The problem: Copy the records that follow exactly as written, but not their pictures.
======== Source records
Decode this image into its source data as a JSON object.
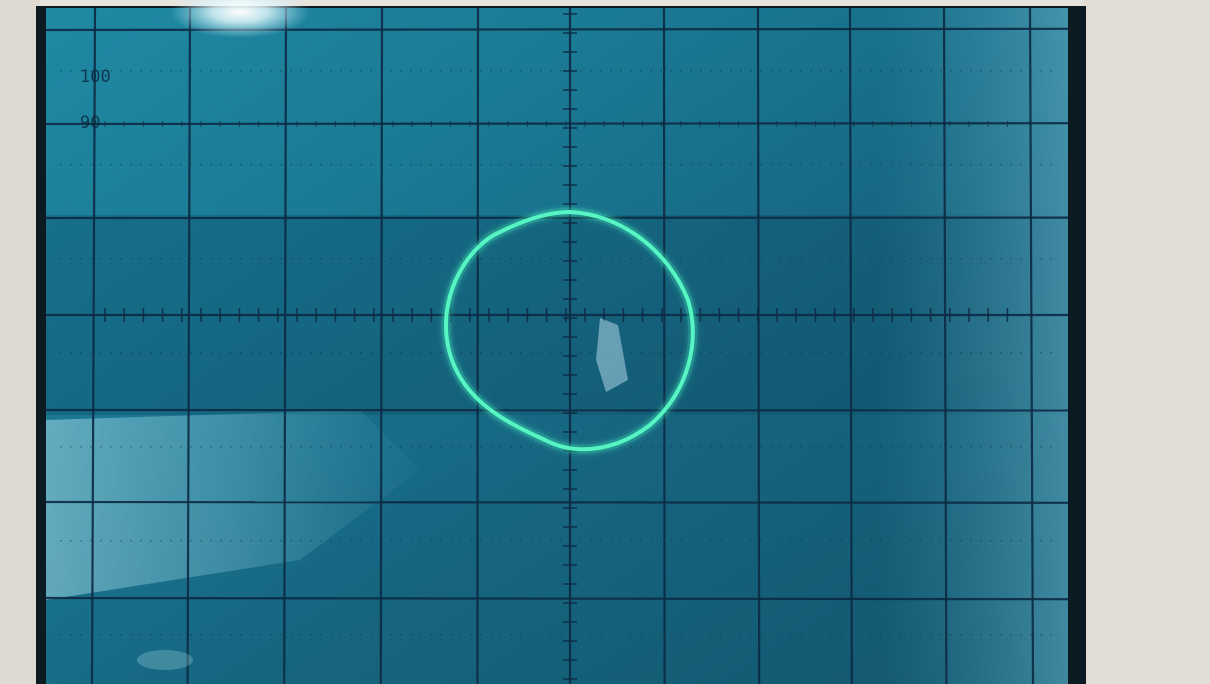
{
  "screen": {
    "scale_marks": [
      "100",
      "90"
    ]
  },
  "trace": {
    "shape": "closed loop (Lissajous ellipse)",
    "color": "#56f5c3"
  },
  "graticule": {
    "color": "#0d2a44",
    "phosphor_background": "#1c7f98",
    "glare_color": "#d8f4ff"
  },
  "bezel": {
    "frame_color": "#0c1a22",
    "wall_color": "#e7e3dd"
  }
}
================
Result of the task:
Decode this image into its source data as a JSON object.
{
  "screen": {
    "scale_marks": [
      "100",
      "90"
    ]
  },
  "trace": {
    "shape": "closed loop (Lissajous ellipse)",
    "color": "#56f5c3"
  },
  "graticule": {
    "color": "#0d2a44",
    "phosphor_background": "#1c7f98",
    "glare_color": "#d8f4ff"
  },
  "bezel": {
    "frame_color": "#0c1a22",
    "wall_color": "#e7e3dd"
  }
}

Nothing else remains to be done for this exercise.